-- What this task involves --
Would you print the entire listing exactly, leaving nothing out?

-- Information provided --
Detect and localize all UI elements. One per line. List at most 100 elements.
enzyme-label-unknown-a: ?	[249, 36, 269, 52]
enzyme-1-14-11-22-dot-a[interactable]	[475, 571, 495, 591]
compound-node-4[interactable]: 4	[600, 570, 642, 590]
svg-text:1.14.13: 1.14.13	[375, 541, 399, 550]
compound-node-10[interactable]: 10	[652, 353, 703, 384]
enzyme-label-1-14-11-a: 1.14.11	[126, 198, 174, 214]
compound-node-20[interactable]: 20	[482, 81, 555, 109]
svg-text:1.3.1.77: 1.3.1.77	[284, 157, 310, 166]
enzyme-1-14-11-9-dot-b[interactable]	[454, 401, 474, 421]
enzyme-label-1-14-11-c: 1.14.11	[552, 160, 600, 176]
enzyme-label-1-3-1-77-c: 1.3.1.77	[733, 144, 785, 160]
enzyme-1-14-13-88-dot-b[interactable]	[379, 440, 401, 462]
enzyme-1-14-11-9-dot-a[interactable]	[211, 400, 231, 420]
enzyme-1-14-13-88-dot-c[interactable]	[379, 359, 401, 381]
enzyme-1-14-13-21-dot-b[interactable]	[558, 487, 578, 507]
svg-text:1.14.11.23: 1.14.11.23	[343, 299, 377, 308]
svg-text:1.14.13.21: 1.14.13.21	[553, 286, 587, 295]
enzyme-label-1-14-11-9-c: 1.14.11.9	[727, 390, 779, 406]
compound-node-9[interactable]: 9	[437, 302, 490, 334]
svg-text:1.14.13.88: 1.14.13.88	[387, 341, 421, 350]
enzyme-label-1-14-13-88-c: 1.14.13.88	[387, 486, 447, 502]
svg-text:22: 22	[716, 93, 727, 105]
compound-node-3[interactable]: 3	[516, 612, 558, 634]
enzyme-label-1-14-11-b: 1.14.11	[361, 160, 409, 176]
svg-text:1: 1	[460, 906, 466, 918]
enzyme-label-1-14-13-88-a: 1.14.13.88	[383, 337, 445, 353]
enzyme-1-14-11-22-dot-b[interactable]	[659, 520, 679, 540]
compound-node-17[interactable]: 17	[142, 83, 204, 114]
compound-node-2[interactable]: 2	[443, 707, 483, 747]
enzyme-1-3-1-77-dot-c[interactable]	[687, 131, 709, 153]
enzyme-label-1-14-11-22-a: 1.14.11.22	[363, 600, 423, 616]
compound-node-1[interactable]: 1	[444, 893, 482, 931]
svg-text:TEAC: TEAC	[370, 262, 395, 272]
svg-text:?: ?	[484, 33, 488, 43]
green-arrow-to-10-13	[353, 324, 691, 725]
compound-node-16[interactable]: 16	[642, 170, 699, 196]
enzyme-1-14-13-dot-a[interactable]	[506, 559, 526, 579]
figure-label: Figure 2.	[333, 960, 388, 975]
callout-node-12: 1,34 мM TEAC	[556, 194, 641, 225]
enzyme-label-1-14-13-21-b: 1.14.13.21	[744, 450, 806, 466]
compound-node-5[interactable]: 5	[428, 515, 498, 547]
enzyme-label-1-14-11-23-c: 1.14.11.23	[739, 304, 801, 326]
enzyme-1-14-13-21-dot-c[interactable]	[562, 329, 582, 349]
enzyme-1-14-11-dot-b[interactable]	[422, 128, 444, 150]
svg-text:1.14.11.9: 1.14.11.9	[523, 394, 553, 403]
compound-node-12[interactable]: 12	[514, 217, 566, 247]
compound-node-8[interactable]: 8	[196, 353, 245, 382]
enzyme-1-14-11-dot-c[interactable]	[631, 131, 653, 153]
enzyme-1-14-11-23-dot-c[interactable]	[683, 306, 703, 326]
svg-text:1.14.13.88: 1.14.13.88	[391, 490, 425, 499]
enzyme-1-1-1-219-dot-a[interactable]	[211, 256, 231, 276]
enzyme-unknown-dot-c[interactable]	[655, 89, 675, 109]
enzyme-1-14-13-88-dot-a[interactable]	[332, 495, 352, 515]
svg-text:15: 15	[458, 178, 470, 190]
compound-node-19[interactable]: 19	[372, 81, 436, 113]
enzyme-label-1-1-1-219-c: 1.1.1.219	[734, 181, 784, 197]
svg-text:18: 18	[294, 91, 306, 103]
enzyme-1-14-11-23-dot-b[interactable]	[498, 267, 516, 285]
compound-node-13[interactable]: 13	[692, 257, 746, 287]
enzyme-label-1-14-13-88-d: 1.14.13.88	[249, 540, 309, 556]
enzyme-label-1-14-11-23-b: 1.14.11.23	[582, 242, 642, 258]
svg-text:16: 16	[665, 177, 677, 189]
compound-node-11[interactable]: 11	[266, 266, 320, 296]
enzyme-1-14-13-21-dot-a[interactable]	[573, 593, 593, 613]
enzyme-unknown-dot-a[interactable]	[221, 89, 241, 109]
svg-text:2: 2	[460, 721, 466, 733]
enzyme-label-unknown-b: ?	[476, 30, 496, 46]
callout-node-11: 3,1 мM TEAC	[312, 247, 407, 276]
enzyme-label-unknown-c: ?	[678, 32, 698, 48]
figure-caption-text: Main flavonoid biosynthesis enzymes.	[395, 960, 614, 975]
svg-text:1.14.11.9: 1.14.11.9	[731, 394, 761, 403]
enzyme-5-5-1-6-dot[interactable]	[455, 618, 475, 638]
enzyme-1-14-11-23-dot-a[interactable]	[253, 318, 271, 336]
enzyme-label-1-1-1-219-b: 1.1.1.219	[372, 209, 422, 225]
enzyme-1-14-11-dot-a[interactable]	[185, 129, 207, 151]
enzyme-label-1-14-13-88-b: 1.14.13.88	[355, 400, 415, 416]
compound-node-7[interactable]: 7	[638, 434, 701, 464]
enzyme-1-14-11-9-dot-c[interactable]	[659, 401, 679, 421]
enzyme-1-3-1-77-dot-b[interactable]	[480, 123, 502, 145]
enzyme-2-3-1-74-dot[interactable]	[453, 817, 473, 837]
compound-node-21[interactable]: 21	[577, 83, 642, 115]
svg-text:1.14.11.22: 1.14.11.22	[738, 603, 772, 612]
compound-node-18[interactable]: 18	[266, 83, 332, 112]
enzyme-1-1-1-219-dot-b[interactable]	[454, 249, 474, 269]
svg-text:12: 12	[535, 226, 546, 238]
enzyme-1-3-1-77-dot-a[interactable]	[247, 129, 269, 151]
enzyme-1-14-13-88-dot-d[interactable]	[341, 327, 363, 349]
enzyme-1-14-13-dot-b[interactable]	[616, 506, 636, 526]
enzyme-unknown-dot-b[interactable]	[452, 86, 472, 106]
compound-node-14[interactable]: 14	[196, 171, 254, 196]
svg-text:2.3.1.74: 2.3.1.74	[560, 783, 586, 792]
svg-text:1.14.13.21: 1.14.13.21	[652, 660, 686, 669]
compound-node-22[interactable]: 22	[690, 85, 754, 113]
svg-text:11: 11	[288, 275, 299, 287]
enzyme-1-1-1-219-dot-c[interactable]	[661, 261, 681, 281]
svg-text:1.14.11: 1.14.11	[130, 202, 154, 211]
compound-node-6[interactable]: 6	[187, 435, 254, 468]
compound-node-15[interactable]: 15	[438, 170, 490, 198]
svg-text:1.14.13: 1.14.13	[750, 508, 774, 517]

-- Written solution --
Detect and localize all UI elements. One per line. List at most 100 elements.
enzyme-label-unknown-a: ?	[249, 36, 269, 52]
enzyme-1-14-11-22-dot-a[interactable]	[475, 571, 495, 591]
compound-node-4[interactable]: 4	[600, 570, 642, 590]
svg-text:1.14.13: 1.14.13	[375, 541, 399, 550]
compound-node-10[interactable]: 10	[652, 353, 703, 384]
enzyme-label-1-14-11-a: 1.14.11	[126, 198, 174, 214]
compound-node-20[interactable]: 20	[482, 81, 555, 109]
svg-text:1.3.1.77: 1.3.1.77	[284, 157, 310, 166]
enzyme-1-14-11-9-dot-b[interactable]	[454, 401, 474, 421]
enzyme-label-1-14-11-c: 1.14.11	[552, 160, 600, 176]
enzyme-label-1-3-1-77-c: 1.3.1.77	[733, 144, 785, 160]
enzyme-1-14-13-88-dot-b[interactable]	[379, 440, 401, 462]
enzyme-1-14-11-9-dot-a[interactable]	[211, 400, 231, 420]
enzyme-1-14-13-88-dot-c[interactable]	[379, 359, 401, 381]
enzyme-1-14-13-21-dot-b[interactable]	[558, 487, 578, 507]
svg-text:1.14.11.23: 1.14.11.23	[343, 299, 377, 308]
svg-text:1.14.13.21: 1.14.13.21	[553, 286, 587, 295]
enzyme-label-1-14-11-9-c: 1.14.11.9	[727, 390, 779, 406]
compound-node-9[interactable]: 9	[437, 302, 490, 334]
svg-text:1.14.13.88: 1.14.13.88	[387, 341, 421, 350]
enzyme-label-1-14-13-88-c: 1.14.13.88	[387, 486, 447, 502]
svg-text:22: 22	[716, 93, 727, 105]
compound-node-3[interactable]: 3	[516, 612, 558, 634]
enzyme-label-1-14-11-b: 1.14.11	[361, 160, 409, 176]
svg-text:1: 1	[460, 906, 466, 918]
enzyme-label-1-14-13-88-a: 1.14.13.88	[383, 337, 445, 353]
enzyme-1-14-11-22-dot-b[interactable]	[659, 520, 679, 540]
compound-node-17[interactable]: 17	[142, 83, 204, 114]
compound-node-2[interactable]: 2	[443, 707, 483, 747]
enzyme-1-3-1-77-dot-c[interactable]	[687, 131, 709, 153]
enzyme-label-1-14-11-22-a: 1.14.11.22	[363, 600, 423, 616]
compound-node-1[interactable]: 1	[444, 893, 482, 931]
svg-text:TEAC: TEAC	[370, 262, 395, 272]
svg-text:?: ?	[484, 33, 488, 43]
green-arrow-to-10-13	[353, 324, 691, 725]
compound-node-16[interactable]: 16	[642, 170, 699, 196]
enzyme-1-14-13-dot-a[interactable]	[506, 559, 526, 579]
figure-label: Figure 2.	[333, 960, 388, 975]
callout-node-12: 1,34 мM TEAC	[556, 194, 641, 225]
enzyme-label-1-14-13-21-b: 1.14.13.21	[744, 450, 806, 466]
compound-node-5[interactable]: 5	[428, 515, 498, 547]
enzyme-label-1-14-11-23-c: 1.14.11.23	[739, 304, 801, 326]
enzyme-1-14-13-21-dot-c[interactable]	[562, 329, 582, 349]
enzyme-1-14-11-dot-b[interactable]	[422, 128, 444, 150]
svg-text:1.14.11.9: 1.14.11.9	[523, 394, 553, 403]
compound-node-12[interactable]: 12	[514, 217, 566, 247]
compound-node-8[interactable]: 8	[196, 353, 245, 382]
enzyme-1-14-11-dot-c[interactable]	[631, 131, 653, 153]
enzyme-1-14-11-23-dot-c[interactable]	[683, 306, 703, 326]
svg-text:1.14.13.88: 1.14.13.88	[391, 490, 425, 499]
enzyme-1-1-1-219-dot-a[interactable]	[211, 256, 231, 276]
enzyme-unknown-dot-c[interactable]	[655, 89, 675, 109]
enzyme-1-14-13-88-dot-a[interactable]	[332, 495, 352, 515]
svg-text:15: 15	[458, 178, 470, 190]
compound-node-19[interactable]: 19	[372, 81, 436, 113]
enzyme-label-1-1-1-219-c: 1.1.1.219	[734, 181, 784, 197]
svg-text:18: 18	[294, 91, 306, 103]
enzyme-1-14-11-23-dot-b[interactable]	[498, 267, 516, 285]
compound-node-13[interactable]: 13	[692, 257, 746, 287]
enzyme-label-1-14-13-88-d: 1.14.13.88	[249, 540, 309, 556]
enzyme-label-1-14-11-23-b: 1.14.11.23	[582, 242, 642, 258]
svg-text:16: 16	[665, 177, 677, 189]
compound-node-11[interactable]: 11	[266, 266, 320, 296]
enzyme-1-14-13-21-dot-a[interactable]	[573, 593, 593, 613]
enzyme-unknown-dot-a[interactable]	[221, 89, 241, 109]
svg-text:2: 2	[460, 721, 466, 733]
enzyme-label-unknown-b: ?	[476, 30, 496, 46]
callout-node-11: 3,1 мM TEAC	[312, 247, 407, 276]
enzyme-label-unknown-c: ?	[678, 32, 698, 48]
figure-caption-text: Main flavonoid biosynthesis enzymes.	[395, 960, 614, 975]
svg-text:1.14.11.9: 1.14.11.9	[731, 394, 761, 403]
enzyme-5-5-1-6-dot[interactable]	[455, 618, 475, 638]
enzyme-1-14-11-23-dot-a[interactable]	[253, 318, 271, 336]
enzyme-label-1-1-1-219-b: 1.1.1.219	[372, 209, 422, 225]
enzyme-1-14-11-dot-a[interactable]	[185, 129, 207, 151]
enzyme-label-1-14-13-88-b: 1.14.13.88	[355, 400, 415, 416]
compound-node-7[interactable]: 7	[638, 434, 701, 464]
enzyme-1-14-11-9-dot-c[interactable]	[659, 401, 679, 421]
enzyme-1-3-1-77-dot-b[interactable]	[480, 123, 502, 145]
enzyme-2-3-1-74-dot[interactable]	[453, 817, 473, 837]
compound-node-21[interactable]: 21	[577, 83, 642, 115]
svg-text:1.14.11.22: 1.14.11.22	[738, 603, 772, 612]
compound-node-18[interactable]: 18	[266, 83, 332, 112]
enzyme-1-1-1-219-dot-b[interactable]	[454, 249, 474, 269]
svg-text:12: 12	[535, 226, 546, 238]
enzyme-1-3-1-77-dot-a[interactable]	[247, 129, 269, 151]
enzyme-1-14-13-88-dot-d[interactable]	[341, 327, 363, 349]
enzyme-1-14-13-dot-b[interactable]	[616, 506, 636, 526]
enzyme-unknown-dot-b[interactable]	[452, 86, 472, 106]
compound-node-14[interactable]: 14	[196, 171, 254, 196]
svg-text:2.3.1.74: 2.3.1.74	[560, 783, 586, 792]
svg-text:1.14.13.21: 1.14.13.21	[652, 660, 686, 669]
compound-node-22[interactable]: 22	[690, 85, 754, 113]
svg-text:11: 11	[288, 275, 299, 287]
enzyme-1-1-1-219-dot-c[interactable]	[661, 261, 681, 281]
svg-text:1.14.11: 1.14.11	[130, 202, 154, 211]
compound-node-6[interactable]: 6	[187, 435, 254, 468]
compound-node-15[interactable]: 15	[438, 170, 490, 198]
svg-text:1.14.13: 1.14.13	[750, 508, 774, 517]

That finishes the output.